───── Records for the task ─────
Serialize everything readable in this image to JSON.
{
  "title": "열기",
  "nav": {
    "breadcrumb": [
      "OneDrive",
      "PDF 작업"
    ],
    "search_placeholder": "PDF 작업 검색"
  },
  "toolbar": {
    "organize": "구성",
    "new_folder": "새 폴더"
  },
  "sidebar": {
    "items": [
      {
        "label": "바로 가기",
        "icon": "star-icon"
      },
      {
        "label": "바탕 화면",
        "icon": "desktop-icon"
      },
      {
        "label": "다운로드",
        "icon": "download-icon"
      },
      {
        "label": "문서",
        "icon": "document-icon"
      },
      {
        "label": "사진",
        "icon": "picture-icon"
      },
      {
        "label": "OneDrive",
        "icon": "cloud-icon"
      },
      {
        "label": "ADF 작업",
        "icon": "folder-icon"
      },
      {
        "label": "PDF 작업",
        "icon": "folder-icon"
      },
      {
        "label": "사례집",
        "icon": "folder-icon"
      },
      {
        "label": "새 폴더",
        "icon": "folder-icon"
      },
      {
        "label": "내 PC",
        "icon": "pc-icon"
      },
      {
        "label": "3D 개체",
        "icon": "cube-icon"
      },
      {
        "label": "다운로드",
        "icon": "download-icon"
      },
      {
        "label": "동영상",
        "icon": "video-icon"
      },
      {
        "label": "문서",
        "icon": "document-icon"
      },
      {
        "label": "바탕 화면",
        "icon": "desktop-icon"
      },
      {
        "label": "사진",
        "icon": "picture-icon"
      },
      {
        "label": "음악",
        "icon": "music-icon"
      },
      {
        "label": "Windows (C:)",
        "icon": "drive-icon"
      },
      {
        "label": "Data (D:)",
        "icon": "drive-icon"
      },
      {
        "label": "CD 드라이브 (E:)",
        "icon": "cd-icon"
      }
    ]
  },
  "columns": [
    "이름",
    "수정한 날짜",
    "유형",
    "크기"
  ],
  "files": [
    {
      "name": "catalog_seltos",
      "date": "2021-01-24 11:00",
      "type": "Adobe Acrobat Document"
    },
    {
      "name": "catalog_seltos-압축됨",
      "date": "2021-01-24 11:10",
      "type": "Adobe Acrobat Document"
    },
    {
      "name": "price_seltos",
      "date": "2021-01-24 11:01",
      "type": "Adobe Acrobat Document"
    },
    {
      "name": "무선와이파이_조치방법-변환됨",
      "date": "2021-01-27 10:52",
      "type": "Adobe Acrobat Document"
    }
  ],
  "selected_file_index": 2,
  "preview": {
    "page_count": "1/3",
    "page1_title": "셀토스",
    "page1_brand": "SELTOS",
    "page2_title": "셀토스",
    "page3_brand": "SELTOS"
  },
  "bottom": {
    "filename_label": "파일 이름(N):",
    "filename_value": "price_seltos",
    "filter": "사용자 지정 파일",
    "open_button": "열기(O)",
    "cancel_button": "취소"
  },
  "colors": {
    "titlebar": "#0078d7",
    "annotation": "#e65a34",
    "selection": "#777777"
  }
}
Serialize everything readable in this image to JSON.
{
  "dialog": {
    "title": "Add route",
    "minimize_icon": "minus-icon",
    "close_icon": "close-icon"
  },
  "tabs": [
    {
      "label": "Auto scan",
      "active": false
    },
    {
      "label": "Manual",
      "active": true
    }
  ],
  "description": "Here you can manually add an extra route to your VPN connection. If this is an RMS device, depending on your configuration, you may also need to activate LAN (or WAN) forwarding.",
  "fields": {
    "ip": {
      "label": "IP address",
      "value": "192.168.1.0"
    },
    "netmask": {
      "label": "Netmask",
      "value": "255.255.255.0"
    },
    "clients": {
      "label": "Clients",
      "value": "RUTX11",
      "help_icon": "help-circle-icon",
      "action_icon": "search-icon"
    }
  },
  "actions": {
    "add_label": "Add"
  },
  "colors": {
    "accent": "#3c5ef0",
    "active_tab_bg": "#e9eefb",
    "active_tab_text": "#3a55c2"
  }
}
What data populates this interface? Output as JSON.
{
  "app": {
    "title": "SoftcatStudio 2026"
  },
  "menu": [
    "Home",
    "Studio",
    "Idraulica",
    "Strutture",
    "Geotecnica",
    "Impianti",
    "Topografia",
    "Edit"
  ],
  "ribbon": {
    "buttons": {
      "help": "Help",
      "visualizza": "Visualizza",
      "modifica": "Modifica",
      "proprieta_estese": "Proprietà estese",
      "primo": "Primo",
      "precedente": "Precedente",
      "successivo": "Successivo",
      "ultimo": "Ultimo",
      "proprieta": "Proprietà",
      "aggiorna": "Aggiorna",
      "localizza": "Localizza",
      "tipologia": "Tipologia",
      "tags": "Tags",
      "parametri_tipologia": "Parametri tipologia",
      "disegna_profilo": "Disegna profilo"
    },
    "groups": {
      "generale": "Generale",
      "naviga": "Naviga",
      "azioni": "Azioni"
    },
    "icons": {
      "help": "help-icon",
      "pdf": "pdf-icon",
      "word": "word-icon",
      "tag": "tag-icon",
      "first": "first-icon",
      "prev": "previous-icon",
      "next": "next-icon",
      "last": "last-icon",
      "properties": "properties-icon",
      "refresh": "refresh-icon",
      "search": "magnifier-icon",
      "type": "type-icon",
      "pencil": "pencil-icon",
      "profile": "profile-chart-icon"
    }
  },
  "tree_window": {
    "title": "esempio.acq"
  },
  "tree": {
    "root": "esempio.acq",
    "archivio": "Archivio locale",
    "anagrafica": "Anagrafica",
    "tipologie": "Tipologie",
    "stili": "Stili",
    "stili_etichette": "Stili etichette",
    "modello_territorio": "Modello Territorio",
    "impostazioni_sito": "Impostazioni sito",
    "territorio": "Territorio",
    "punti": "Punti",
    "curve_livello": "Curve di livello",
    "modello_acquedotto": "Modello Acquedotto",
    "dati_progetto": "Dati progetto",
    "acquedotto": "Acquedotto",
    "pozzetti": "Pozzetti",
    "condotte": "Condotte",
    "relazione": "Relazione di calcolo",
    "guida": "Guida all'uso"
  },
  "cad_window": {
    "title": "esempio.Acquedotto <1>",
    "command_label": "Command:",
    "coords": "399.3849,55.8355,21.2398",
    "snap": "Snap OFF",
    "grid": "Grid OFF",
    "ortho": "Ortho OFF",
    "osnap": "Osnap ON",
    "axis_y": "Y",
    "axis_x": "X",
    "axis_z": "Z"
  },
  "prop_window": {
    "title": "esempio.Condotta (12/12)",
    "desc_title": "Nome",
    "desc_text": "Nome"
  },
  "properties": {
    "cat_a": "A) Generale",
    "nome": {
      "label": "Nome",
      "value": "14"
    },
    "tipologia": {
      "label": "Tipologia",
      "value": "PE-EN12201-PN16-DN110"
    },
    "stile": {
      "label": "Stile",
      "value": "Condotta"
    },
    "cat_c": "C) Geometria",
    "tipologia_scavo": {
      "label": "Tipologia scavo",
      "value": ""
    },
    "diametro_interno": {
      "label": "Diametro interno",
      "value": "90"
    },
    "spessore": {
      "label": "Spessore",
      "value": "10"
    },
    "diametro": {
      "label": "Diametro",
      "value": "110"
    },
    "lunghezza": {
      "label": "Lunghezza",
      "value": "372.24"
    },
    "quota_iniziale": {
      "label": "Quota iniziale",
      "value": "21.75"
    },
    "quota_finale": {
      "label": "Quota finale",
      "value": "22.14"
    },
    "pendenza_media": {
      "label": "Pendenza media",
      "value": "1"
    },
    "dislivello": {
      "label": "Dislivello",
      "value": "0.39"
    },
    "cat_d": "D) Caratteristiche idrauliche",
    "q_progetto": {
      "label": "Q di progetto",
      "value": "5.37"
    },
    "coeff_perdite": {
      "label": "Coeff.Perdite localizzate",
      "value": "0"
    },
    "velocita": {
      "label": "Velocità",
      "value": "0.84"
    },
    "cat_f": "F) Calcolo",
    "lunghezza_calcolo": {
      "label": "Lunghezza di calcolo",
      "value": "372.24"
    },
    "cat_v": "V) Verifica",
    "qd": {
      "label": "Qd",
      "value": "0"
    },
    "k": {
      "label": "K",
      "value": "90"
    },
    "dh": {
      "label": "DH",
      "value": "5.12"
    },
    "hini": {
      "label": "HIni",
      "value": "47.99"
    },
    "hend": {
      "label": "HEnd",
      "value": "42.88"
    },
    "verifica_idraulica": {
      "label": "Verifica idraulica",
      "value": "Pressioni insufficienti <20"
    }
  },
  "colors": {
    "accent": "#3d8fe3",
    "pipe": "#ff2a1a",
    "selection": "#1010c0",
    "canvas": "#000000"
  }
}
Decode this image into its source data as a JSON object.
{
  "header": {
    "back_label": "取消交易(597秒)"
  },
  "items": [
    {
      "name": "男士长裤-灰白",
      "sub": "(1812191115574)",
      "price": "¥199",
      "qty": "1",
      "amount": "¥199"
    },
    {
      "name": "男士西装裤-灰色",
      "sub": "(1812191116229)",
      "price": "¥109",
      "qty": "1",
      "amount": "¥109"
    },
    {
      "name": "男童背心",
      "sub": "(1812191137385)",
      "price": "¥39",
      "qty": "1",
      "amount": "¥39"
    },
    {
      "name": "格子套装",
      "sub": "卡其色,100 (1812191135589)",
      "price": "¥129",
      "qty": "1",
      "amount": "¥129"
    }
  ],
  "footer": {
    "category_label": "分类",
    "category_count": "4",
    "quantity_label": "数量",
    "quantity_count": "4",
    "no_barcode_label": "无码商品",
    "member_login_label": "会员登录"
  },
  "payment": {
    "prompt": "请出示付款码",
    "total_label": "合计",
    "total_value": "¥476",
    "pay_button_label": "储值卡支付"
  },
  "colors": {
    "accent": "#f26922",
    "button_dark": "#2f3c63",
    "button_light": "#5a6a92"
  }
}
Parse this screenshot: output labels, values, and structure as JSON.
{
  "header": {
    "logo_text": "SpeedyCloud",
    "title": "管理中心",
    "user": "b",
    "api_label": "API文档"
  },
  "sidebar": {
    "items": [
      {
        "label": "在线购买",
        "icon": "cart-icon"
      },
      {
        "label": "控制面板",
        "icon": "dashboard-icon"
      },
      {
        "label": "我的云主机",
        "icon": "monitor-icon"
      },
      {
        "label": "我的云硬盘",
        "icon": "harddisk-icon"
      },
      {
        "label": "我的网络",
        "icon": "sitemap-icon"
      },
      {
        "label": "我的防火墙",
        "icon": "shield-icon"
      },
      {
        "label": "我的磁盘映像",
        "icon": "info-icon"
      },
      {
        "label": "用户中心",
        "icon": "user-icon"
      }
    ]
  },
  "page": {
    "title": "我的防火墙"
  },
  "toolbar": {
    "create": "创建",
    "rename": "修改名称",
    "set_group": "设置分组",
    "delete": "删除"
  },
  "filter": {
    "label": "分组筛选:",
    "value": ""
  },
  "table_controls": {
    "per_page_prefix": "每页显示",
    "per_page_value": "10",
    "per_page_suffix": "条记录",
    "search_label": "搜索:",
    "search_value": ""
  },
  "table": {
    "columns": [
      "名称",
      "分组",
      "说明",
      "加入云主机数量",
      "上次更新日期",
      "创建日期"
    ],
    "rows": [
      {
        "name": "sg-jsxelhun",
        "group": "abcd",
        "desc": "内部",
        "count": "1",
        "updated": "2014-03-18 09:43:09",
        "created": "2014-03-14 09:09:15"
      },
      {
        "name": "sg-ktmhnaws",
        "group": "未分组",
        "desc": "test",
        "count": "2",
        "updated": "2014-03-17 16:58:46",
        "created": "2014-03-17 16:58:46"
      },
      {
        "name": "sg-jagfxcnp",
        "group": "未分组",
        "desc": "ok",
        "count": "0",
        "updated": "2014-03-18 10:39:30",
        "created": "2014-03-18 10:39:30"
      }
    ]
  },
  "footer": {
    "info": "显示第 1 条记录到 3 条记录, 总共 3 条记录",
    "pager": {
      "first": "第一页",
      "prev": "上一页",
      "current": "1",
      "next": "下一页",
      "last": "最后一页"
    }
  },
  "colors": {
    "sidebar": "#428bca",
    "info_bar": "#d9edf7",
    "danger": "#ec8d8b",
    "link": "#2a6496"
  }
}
─────
* [Problem]
Return all lines with the word "help" in them.

* [Correct response]
      "help_icon": "help-circle-icon",
      "help": "Help",
      "help": "help-icon",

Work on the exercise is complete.